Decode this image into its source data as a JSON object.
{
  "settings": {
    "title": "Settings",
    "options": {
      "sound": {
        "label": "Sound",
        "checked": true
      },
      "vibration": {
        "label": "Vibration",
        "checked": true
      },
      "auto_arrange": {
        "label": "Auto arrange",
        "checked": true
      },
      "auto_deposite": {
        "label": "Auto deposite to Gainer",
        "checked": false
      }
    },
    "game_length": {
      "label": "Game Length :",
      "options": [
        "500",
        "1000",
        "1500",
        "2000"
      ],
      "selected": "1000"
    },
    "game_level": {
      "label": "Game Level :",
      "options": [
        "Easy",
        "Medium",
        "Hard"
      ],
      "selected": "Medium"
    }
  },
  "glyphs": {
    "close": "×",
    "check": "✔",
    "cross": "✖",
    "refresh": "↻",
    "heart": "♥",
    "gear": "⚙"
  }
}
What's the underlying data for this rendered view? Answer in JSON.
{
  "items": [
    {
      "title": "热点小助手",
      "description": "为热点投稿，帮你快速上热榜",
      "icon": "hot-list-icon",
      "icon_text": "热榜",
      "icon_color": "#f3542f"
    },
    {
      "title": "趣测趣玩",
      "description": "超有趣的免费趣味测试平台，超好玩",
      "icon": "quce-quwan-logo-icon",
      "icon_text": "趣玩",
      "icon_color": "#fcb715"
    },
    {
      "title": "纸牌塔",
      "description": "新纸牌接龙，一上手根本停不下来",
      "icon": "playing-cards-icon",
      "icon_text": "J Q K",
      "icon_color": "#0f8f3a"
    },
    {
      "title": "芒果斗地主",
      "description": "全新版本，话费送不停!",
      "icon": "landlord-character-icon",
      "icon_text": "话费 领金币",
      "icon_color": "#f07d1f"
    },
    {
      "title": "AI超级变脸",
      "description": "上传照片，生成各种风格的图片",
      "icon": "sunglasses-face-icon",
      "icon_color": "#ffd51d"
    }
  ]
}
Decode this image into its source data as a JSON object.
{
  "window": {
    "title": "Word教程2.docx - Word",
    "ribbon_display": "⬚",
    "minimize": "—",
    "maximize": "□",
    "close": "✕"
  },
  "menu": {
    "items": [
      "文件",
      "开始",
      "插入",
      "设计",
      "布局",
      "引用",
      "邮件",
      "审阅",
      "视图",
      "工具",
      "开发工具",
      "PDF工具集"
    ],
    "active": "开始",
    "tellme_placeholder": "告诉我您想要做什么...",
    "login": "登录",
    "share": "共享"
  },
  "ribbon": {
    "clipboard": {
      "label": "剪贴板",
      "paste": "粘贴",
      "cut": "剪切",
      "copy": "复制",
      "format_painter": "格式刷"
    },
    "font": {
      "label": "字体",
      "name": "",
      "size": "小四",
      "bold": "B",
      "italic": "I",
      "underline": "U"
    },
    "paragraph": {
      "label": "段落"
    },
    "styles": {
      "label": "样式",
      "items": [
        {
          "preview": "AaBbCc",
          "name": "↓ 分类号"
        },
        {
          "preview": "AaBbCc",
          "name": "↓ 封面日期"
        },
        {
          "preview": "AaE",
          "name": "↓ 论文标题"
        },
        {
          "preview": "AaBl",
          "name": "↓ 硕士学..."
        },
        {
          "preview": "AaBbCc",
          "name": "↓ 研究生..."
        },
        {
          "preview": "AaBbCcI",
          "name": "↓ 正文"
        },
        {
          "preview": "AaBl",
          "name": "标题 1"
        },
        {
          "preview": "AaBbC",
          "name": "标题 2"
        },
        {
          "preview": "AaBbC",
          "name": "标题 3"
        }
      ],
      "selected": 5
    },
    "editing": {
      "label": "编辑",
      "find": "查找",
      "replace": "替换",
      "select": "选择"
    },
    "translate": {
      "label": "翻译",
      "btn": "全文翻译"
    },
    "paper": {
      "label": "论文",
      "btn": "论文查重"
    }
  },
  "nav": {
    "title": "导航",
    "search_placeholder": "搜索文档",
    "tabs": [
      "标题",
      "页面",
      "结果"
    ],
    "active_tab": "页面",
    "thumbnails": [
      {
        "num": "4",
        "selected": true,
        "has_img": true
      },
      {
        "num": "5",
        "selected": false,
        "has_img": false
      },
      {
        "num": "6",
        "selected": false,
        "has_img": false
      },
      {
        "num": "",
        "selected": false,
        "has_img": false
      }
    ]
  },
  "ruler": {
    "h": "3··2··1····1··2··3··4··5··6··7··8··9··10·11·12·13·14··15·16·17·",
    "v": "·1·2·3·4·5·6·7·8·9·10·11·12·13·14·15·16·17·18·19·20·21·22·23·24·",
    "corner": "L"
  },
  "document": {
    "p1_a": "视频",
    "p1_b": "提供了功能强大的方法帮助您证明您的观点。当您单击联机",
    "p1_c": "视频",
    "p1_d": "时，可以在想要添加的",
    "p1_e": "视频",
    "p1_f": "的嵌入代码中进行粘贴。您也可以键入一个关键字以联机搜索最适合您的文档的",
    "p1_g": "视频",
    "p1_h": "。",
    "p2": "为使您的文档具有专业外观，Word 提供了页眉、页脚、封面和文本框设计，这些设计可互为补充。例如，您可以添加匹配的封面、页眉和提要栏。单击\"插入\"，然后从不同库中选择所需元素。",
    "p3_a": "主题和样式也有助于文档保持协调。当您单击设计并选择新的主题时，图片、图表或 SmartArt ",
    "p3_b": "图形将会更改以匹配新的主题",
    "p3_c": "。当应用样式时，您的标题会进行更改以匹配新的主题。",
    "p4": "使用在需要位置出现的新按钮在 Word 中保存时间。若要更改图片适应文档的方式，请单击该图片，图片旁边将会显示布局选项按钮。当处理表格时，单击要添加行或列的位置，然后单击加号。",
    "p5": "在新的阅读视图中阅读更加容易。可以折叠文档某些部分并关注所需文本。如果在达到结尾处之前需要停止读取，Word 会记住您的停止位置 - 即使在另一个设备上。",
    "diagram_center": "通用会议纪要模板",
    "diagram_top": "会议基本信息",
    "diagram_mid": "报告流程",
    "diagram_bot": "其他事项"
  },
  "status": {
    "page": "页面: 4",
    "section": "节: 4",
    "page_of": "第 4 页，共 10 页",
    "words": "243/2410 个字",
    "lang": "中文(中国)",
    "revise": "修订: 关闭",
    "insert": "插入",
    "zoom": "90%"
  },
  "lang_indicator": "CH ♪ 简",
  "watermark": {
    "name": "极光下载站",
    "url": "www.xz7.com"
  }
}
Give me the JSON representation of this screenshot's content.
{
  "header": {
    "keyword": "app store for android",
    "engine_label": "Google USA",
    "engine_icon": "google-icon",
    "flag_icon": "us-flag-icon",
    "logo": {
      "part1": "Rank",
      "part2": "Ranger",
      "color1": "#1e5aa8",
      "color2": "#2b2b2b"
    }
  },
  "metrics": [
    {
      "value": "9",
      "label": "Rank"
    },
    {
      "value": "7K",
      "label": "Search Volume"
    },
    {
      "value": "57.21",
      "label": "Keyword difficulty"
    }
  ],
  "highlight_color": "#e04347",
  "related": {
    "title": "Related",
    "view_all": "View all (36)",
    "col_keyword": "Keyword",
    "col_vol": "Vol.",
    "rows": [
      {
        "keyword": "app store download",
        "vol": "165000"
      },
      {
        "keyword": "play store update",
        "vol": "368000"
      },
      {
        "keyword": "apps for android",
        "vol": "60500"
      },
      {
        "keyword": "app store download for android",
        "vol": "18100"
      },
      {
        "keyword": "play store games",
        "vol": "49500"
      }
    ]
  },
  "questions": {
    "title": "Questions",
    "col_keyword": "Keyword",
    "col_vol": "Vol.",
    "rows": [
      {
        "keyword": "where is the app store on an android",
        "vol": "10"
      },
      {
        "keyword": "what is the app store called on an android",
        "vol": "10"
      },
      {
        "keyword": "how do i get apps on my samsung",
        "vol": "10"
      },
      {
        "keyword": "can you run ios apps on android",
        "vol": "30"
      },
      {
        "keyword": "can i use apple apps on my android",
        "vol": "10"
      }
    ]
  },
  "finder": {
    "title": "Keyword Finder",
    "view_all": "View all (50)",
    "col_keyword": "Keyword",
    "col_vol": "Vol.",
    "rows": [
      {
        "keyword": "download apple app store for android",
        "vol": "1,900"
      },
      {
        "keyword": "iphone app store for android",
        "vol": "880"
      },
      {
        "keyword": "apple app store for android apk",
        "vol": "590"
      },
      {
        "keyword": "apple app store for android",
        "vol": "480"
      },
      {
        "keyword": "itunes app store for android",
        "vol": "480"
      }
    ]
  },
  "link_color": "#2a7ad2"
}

______________________________

**PROMPT:** Scan the listing above and copy all lines containing the word "selected".

**SOLUTION FOR THIS EXERCISE:**
      "selected": "1000"
      "selected": "Medium"
      "selected": 5
        "selected": true,
        "selected": false,
        "selected": false,
        "selected": false,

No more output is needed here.